--- START RECORDS SUPPLIED ---

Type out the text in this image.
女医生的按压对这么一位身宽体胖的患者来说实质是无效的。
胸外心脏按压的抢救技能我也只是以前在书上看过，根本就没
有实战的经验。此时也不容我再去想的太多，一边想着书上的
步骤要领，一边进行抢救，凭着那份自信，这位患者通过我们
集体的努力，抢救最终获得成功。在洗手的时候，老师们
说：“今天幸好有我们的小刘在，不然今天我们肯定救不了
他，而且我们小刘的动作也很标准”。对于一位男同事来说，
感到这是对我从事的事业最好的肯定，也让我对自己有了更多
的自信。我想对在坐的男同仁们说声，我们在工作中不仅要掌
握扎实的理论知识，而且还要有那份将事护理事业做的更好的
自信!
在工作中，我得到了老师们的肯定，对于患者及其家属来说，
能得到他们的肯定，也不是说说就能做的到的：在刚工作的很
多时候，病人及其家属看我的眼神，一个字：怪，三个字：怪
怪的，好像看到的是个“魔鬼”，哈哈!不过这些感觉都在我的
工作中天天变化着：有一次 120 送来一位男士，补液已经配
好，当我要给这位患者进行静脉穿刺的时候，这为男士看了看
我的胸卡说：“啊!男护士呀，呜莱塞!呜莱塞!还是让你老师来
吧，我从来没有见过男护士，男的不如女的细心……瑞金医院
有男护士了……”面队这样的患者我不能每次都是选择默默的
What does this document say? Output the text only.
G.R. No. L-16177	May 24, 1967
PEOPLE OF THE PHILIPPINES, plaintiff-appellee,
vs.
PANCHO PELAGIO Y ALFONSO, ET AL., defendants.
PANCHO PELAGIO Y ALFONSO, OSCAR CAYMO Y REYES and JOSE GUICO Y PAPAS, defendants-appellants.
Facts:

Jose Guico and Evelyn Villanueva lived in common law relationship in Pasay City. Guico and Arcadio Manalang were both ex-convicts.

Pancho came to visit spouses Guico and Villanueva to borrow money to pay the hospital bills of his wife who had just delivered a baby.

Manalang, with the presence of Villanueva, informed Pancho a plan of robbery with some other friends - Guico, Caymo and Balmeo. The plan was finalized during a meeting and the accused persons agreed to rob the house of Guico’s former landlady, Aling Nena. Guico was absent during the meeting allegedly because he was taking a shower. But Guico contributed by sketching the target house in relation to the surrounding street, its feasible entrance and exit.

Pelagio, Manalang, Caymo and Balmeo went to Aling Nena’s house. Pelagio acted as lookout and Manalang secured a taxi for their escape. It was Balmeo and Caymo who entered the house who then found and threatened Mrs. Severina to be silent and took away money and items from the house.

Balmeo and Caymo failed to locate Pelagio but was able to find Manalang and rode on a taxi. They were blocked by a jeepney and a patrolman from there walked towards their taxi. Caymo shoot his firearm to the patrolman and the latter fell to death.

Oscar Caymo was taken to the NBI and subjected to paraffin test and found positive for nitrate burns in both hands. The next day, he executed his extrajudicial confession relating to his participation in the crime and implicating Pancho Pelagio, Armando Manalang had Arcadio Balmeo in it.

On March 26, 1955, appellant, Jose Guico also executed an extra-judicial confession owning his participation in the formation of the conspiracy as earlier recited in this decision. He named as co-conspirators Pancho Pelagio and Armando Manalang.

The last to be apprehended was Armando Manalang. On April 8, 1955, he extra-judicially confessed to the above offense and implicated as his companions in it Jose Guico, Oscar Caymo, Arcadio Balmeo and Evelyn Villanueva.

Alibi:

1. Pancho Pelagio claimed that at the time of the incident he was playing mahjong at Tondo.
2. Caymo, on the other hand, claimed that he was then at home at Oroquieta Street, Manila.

--- END RECORDS SUPPLIED ---

### GIVEN PROBLEM
Return every record above exactly as it appears.

### WORKED ANSWER
Type out the text in this image.
女医生的按压对这么一位身宽体胖的患者来说实质是无效的。
胸外心脏按压的抢救技能我也只是以前在书上看过，根本就没
有实战的经验。此时也不容我再去想的太多，一边想着书上的
步骤要领，一边进行抢救，凭着那份自信，这位患者通过我们
集体的努力，抢救最终获得成功。在洗手的时候，老师们
说：“今天幸好有我们的小刘在，不然今天我们肯定救不了
他，而且我们小刘的动作也很标准”。对于一位男同事来说，
感到这是对我从事的事业最好的肯定，也让我对自己有了更多
的自信。我想对在坐的男同仁们说声，我们在工作中不仅要掌
握扎实的理论知识，而且还要有那份将事护理事业做的更好的
自信!
在工作中，我得到了老师们的肯定，对于患者及其家属来说，
能得到他们的肯定，也不是说说就能做的到的：在刚工作的很
多时候，病人及其家属看我的眼神，一个字：怪，三个字：怪
怪的，好像看到的是个“魔鬼”，哈哈!不过这些感觉都在我的
工作中天天变化着：有一次 120 送来一位男士，补液已经配
好，当我要给这位患者进行静脉穿刺的时候，这为男士看了看
我的胸卡说：“啊!男护士呀，呜莱塞!呜莱塞!还是让你老师来
吧，我从来没有见过男护士，男的不如女的细心……瑞金医院
有男护士了……”面队这样的患者我不能每次都是选择默默的
What does this document say? Output the text only.
G.R. No. L-16177	May 24, 1967
PEOPLE OF THE PHILIPPINES, plaintiff-appellee,
vs.
PANCHO PELAGIO Y ALFONSO, ET AL., defendants.
PANCHO PELAGIO Y ALFONSO, OSCAR CAYMO Y REYES and JOSE GUICO Y PAPAS, defendants-appellants.
Facts:

Jose Guico and Evelyn Villanueva lived in common law relationship in Pasay City. Guico and Arcadio Manalang were both ex-convicts.

Pancho came to visit spouses Guico and Villanueva to borrow money to pay the hospital bills of his wife who had just delivered a baby.

Manalang, with the presence of Villanueva, informed Pancho a plan of robbery with some other friends - Guico, Caymo and Balmeo. The plan was finalized during a meeting and the accused persons agreed to rob the house of Guico’s former landlady, Aling Nena. Guico was absent during the meeting allegedly because he was taking a shower. But Guico contributed by sketching the target house in relation to the surrounding street, its feasible entrance and exit.

Pelagio, Manalang, Caymo and Balmeo went to Aling Nena’s house. Pelagio acted as lookout and Manalang secured a taxi for their escape. It was Balmeo and Caymo who entered the house who then found and threatened Mrs. Severina to be silent and took away money and items from the house.

Balmeo and Caymo failed to locate Pelagio but was able to find Manalang and rode on a taxi. They were blocked by a jeepney and a patrolman from there walked towards their taxi. Caymo shoot his firearm to the patrolman and the latter fell to death.

Oscar Caymo was taken to the NBI and subjected to paraffin test and found positive for nitrate burns in both hands. The next day, he executed his extrajudicial confession relating to his participation in the crime and implicating Pancho Pelagio, Armando Manalang had Arcadio Balmeo in it.

On March 26, 1955, appellant, Jose Guico also executed an extra-judicial confession owning his participation in the formation of the conspiracy as earlier recited in this decision. He named as co-conspirators Pancho Pelagio and Armando Manalang.

The last to be apprehended was Armando Manalang. On April 8, 1955, he extra-judicially confessed to the above offense and implicated as his companions in it Jose Guico, Oscar Caymo, Arcadio Balmeo and Evelyn Villanueva.

Alibi:

1. Pancho Pelagio claimed that at the time of the incident he was playing mahjong at Tondo.
2. Caymo, on the other hand, claimed that he was then at home at Oroquieta Street, Manila.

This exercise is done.